Data entries
################
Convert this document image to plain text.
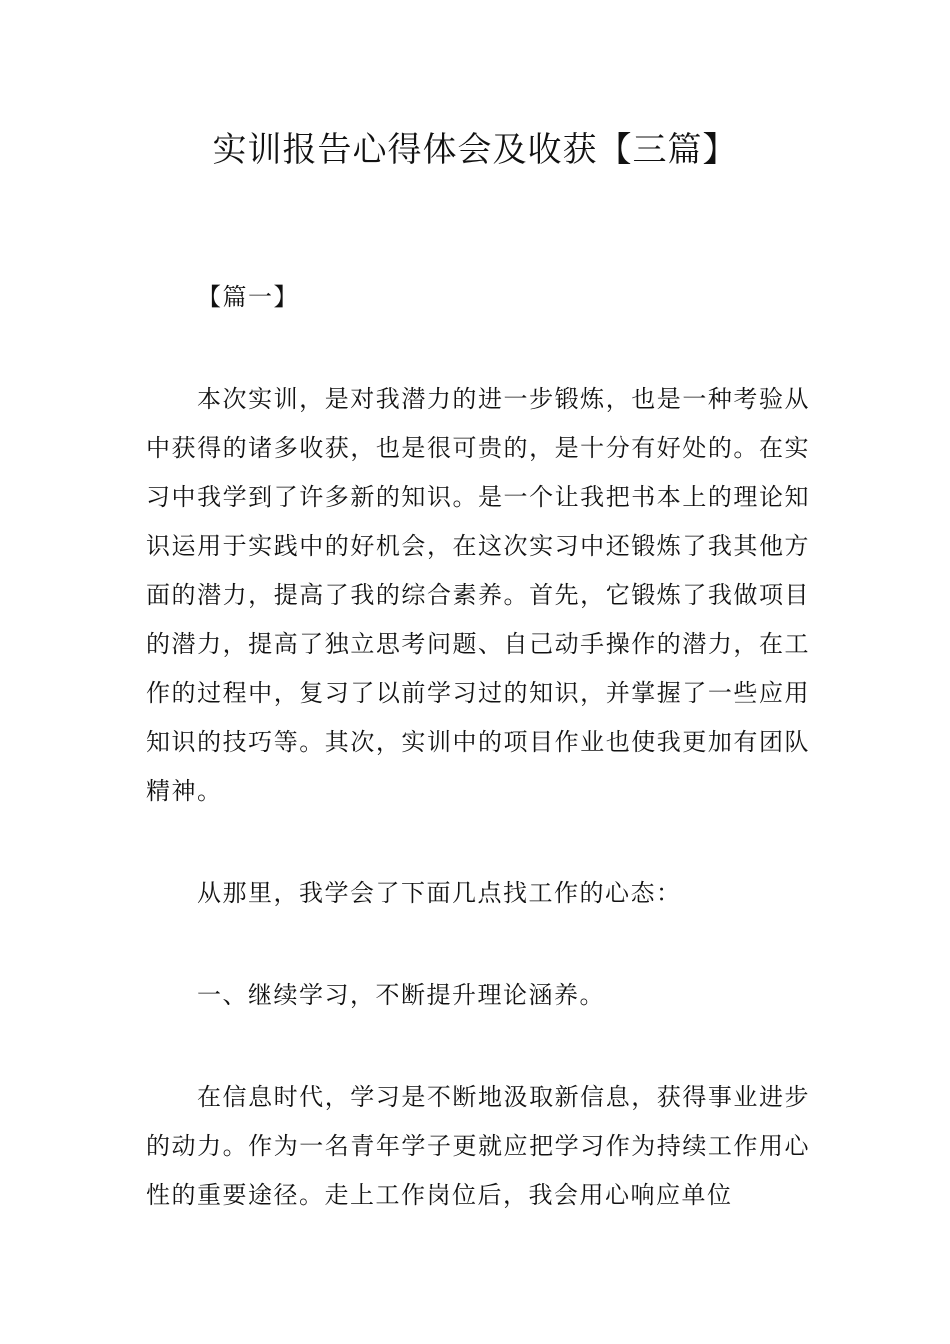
实训报告心得体会及收获【三篇】

【篇一】

本次实训，是对我潜力的进一步锻炼，也是一种考验从中获得的诸多收获，也是很可贵的，是十分有好处的。在实习中我学到了许多新的知识。是一个让我把书本上的理论知识运用于实践中的好机会，在这次实习中还锻炼了我其他方面的潜力，提高了我的综合素养。首先，它锻炼了我做项目的潜力，提高了独立思考问题、自己动手操作的潜力，在工作的过程中，复习了以前学习过的知识，并掌握了一些应用知识的技巧等。其次，实训中的项目作业也使我更加有团队精神。

从那里，我学会了下面几点找工作的心态：

一、继续学习，不断提升理论涵养。

在信息时代，学习是不断地汲取新信息，获得事业进步的动力。作为一名青年学子更就应把学习作为持续工作用心性的重要途径。走上工作岗位后，我会用心响应单位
################
_Task objective_
All of the records need repeating exactly, except for the pictures.

_Written answer_
Convert this document image to plain text.
实训报告心得体会及收获【三篇】

【篇一】

本次实训，是对我潜力的进一步锻炼，也是一种考验从中获得的诸多收获，也是很可贵的，是十分有好处的。在实习中我学到了许多新的知识。是一个让我把书本上的理论知识运用于实践中的好机会，在这次实习中还锻炼了我其他方面的潜力，提高了我的综合素养。首先，它锻炼了我做项目的潜力，提高了独立思考问题、自己动手操作的潜力，在工作的过程中，复习了以前学习过的知识，并掌握了一些应用知识的技巧等。其次，实训中的项目作业也使我更加有团队精神。

从那里，我学会了下面几点找工作的心态：

一、继续学习，不断提升理论涵养。

在信息时代，学习是不断地汲取新信息，获得事业进步的动力。作为一名青年学子更就应把学习作为持续工作用心性的重要途径。走上工作岗位后，我会用心响应单位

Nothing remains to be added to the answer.